* [What this task involves]
Write out the material again word for word, dropping any images it holds.

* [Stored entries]
============
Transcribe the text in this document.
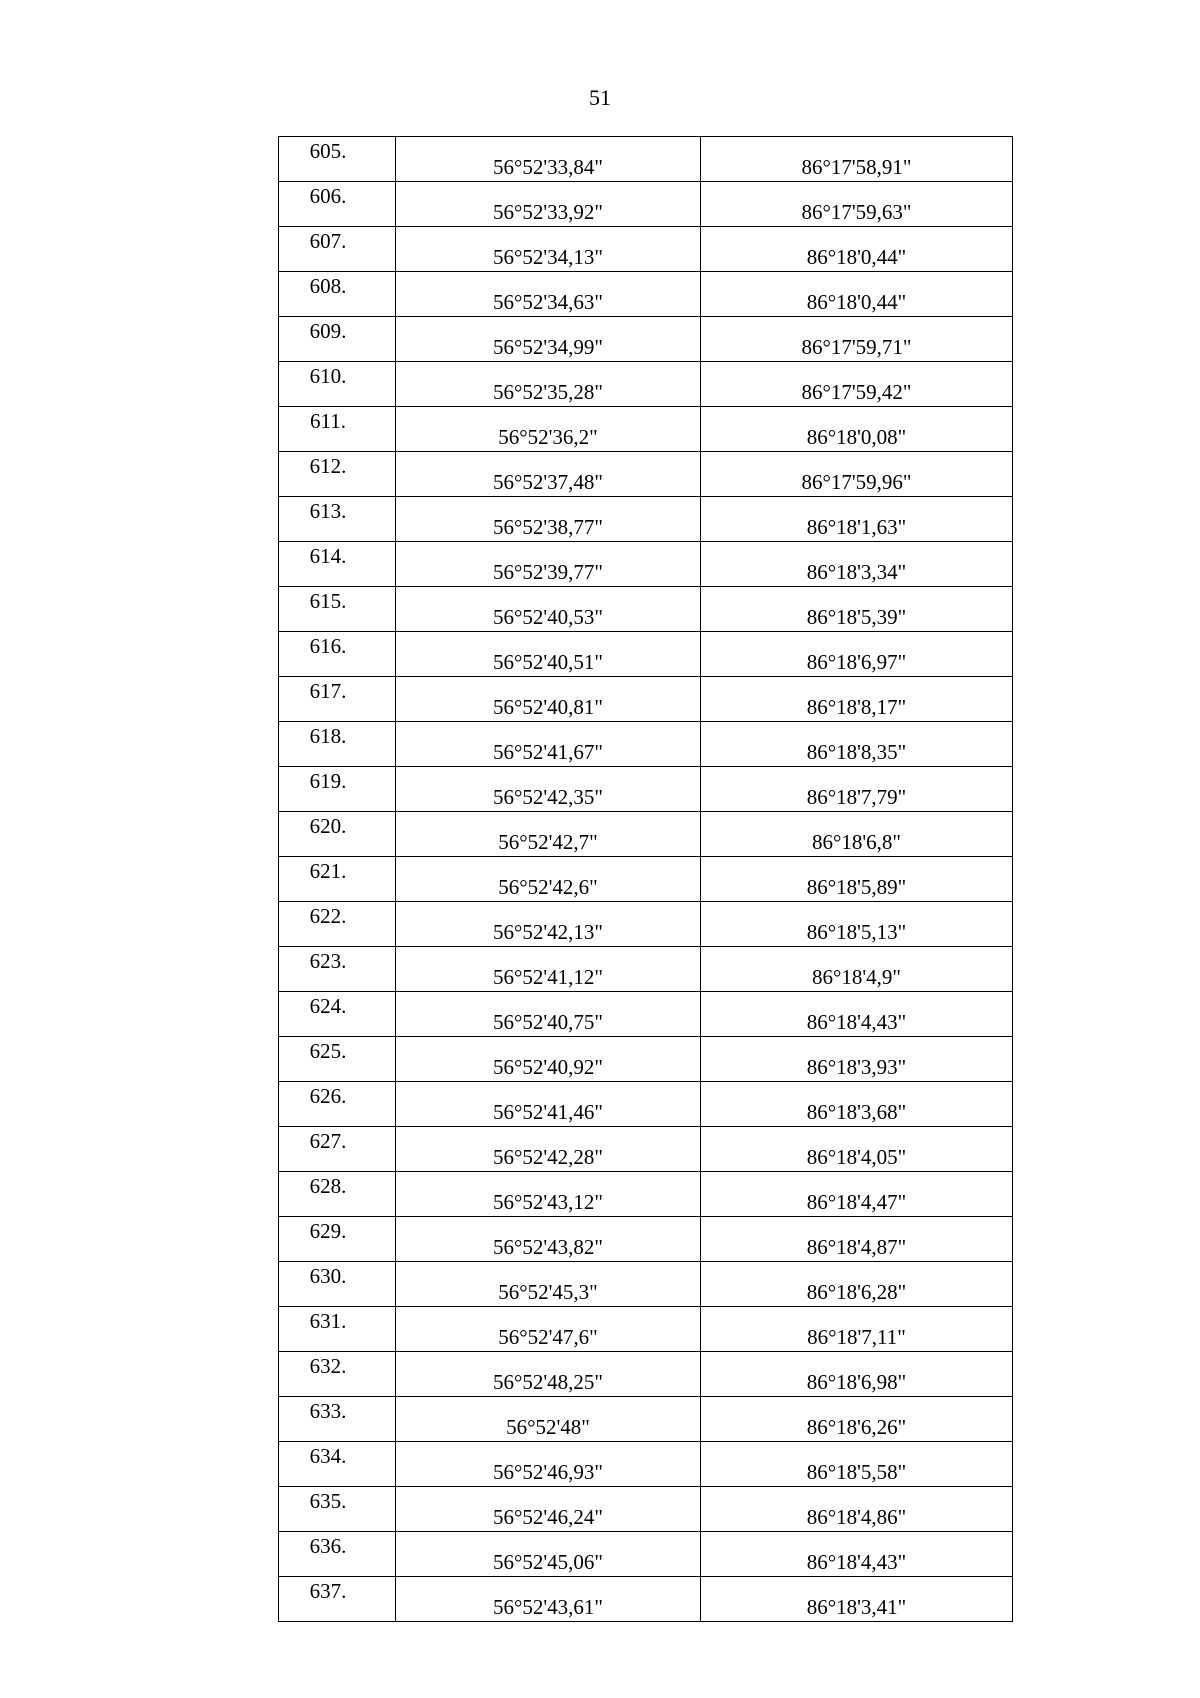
51
605.	56°52'33,84"	86°17'58,91"
606.	56°52'33,92"	86°17'59,63"
607.	56°52'34,13"	86°18'0,44"
608.	56°52'34,63"	86°18'0,44"
609.	56°52'34,99"	86°17'59,71"
610.	56°52'35,28"	86°17'59,42"
611.	56°52'36,2"	86°18'0,08"
612.	56°52'37,48"	86°17'59,96"
613.	56°52'38,77"	86°18'1,63"
614.	56°52'39,77"	86°18'3,34"
615.	56°52'40,53"	86°18'5,39"
616.	56°52'40,51"	86°18'6,97"
617.	56°52'40,81"	86°18'8,17"
618.	56°52'41,67"	86°18'8,35"
619.	56°52'42,35"	86°18'7,79"
620.	56°52'42,7"	86°18'6,8"
621.	56°52'42,6"	86°18'5,89"
622.	56°52'42,13"	86°18'5,13"
623.	56°52'41,12"	86°18'4,9"
624.	56°52'40,75"	86°18'4,43"
625.	56°52'40,92"	86°18'3,93"
626.	56°52'41,46"	86°18'3,68"
627.	56°52'42,28"	86°18'4,05"
628.	56°52'43,12"	86°18'4,47"
629.	56°52'43,82"	86°18'4,87"
630.	56°52'45,3"	86°18'6,28"
631.	56°52'47,6"	86°18'7,11"
632.	56°52'48,25"	86°18'6,98"
633.	56°52'48"	86°18'6,26"
634.	56°52'46,93"	86°18'5,58"
635.	56°52'46,24"	86°18'4,86"
636.	56°52'45,06"	86°18'4,43"
637.	56°52'43,61"	86°18'3,41"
============
* [Finished answer]
Transcribe the text in this document.
51
605.	56°52'33,84"	86°17'58,91"
606.	56°52'33,92"	86°17'59,63"
607.	56°52'34,13"	86°18'0,44"
608.	56°52'34,63"	86°18'0,44"
609.	56°52'34,99"	86°17'59,71"
610.	56°52'35,28"	86°17'59,42"
611.	56°52'36,2"	86°18'0,08"
612.	56°52'37,48"	86°17'59,96"
613.	56°52'38,77"	86°18'1,63"
614.	56°52'39,77"	86°18'3,34"
615.	56°52'40,53"	86°18'5,39"
616.	56°52'40,51"	86°18'6,97"
617.	56°52'40,81"	86°18'8,17"
618.	56°52'41,67"	86°18'8,35"
619.	56°52'42,35"	86°18'7,79"
620.	56°52'42,7"	86°18'6,8"
621.	56°52'42,6"	86°18'5,89"
622.	56°52'42,13"	86°18'5,13"
623.	56°52'41,12"	86°18'4,9"
624.	56°52'40,75"	86°18'4,43"
625.	56°52'40,92"	86°18'3,93"
626.	56°52'41,46"	86°18'3,68"
627.	56°52'42,28"	86°18'4,05"
628.	56°52'43,12"	86°18'4,47"
629.	56°52'43,82"	86°18'4,87"
630.	56°52'45,3"	86°18'6,28"
631.	56°52'47,6"	86°18'7,11"
632.	56°52'48,25"	86°18'6,98"
633.	56°52'48"	86°18'6,26"
634.	56°52'46,93"	86°18'5,58"
635.	56°52'46,24"	86°18'4,86"
636.	56°52'45,06"	86°18'4,43"
637.	56°52'43,61"	86°18'3,41"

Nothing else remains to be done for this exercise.